**Information given:**

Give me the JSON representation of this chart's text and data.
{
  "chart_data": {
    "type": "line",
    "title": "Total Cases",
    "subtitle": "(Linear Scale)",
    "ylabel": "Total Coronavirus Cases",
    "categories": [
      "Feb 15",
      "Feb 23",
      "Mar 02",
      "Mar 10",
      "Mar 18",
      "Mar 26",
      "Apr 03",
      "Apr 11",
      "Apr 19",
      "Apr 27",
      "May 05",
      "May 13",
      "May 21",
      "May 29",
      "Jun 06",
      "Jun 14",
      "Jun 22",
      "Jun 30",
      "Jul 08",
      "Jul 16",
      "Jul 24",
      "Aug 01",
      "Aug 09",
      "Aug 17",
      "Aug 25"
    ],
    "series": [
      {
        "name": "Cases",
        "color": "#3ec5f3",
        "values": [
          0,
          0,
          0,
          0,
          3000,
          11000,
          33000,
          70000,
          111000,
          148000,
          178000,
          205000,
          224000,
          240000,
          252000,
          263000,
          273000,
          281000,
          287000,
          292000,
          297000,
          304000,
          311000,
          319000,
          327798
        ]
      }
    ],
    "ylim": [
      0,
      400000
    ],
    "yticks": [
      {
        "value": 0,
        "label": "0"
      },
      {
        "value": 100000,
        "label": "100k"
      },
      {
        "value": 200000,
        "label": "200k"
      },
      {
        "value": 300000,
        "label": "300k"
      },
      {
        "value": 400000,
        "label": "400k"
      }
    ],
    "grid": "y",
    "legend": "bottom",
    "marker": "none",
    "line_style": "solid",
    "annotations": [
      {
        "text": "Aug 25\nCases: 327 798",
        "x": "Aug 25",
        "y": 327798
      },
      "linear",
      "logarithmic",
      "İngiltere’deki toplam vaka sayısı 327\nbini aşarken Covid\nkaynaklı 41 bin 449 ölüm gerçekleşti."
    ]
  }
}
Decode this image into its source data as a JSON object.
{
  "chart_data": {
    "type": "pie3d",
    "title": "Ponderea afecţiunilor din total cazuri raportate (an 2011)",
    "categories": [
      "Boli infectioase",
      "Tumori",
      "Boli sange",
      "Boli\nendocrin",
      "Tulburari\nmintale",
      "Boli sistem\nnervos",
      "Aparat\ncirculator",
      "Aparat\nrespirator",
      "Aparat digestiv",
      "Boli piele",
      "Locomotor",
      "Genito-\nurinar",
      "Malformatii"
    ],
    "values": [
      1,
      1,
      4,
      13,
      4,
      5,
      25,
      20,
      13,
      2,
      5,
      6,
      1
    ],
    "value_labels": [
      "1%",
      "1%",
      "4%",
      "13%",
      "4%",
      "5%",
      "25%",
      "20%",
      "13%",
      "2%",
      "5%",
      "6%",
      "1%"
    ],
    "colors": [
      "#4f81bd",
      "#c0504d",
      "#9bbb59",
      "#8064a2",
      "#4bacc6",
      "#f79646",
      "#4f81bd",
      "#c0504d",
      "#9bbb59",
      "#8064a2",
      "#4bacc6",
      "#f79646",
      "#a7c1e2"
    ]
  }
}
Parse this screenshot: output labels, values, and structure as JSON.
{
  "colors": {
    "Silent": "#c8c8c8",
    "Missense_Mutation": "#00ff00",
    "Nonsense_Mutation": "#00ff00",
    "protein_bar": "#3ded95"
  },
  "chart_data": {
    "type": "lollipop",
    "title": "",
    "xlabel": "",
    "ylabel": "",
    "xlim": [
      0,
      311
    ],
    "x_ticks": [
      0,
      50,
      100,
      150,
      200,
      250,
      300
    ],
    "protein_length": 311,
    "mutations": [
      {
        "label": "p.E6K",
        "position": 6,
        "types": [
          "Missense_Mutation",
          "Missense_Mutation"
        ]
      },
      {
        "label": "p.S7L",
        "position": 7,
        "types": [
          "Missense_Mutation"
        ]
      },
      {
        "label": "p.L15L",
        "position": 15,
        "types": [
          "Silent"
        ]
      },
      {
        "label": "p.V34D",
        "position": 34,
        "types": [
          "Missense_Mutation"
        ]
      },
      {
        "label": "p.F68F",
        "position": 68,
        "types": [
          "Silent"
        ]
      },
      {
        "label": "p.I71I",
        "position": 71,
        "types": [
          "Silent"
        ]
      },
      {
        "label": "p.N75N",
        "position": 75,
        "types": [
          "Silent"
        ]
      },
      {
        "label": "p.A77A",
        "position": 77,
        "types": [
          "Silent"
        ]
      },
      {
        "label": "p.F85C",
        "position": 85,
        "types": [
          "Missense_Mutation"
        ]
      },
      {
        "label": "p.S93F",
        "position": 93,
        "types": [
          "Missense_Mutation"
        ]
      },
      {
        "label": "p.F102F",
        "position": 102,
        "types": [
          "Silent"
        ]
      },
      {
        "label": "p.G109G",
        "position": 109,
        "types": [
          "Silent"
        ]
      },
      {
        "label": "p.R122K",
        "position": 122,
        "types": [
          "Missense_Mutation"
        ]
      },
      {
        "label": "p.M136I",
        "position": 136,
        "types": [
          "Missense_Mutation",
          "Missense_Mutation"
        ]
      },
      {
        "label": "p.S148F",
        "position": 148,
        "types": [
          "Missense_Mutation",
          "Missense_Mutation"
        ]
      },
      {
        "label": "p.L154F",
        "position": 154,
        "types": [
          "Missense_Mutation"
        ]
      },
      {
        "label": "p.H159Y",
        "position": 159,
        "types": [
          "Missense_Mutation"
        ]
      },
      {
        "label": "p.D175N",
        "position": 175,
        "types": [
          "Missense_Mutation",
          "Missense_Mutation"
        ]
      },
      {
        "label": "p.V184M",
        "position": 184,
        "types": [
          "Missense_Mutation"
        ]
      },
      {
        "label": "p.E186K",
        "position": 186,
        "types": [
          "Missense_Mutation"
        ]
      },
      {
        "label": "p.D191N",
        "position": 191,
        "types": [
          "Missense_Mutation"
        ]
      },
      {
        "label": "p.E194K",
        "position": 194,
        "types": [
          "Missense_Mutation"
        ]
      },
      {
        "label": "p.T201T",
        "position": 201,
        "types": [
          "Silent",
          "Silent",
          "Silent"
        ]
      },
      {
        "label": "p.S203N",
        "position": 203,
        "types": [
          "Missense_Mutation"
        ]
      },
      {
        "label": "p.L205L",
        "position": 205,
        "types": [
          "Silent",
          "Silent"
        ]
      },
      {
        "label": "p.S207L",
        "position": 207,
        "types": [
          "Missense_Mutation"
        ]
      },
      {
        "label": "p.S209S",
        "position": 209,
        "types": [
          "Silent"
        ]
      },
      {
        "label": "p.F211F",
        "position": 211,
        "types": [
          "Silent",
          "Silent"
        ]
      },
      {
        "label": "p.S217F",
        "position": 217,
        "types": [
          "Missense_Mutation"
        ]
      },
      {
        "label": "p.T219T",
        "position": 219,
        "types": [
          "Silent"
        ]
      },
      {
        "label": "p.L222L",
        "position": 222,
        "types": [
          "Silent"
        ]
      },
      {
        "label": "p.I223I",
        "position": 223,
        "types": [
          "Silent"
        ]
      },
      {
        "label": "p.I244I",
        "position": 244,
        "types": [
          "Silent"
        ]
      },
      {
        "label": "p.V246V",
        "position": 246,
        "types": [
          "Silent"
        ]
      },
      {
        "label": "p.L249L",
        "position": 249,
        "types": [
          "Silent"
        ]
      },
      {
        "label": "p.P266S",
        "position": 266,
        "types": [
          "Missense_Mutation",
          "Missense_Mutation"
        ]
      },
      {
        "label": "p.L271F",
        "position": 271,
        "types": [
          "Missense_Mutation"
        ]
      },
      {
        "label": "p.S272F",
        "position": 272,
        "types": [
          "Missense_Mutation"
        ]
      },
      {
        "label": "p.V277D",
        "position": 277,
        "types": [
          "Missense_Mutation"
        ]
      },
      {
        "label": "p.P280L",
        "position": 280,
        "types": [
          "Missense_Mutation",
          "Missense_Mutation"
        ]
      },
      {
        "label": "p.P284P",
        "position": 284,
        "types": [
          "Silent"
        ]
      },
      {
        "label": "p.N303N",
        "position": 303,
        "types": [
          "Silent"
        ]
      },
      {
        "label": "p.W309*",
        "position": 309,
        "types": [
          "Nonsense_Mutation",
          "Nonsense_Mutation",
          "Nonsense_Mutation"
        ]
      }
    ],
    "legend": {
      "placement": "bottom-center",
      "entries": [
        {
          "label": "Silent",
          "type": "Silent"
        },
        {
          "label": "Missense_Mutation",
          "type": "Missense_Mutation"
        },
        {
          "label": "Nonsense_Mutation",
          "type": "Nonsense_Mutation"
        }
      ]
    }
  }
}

**Work to complete:** Return each line of the listing that holds the string "Boli".

**Written response:**
      "Boli infectioase",
      "Boli sange",
      "Boli\nendocrin",
      "Boli sistem\nnervos",
      "Boli piele",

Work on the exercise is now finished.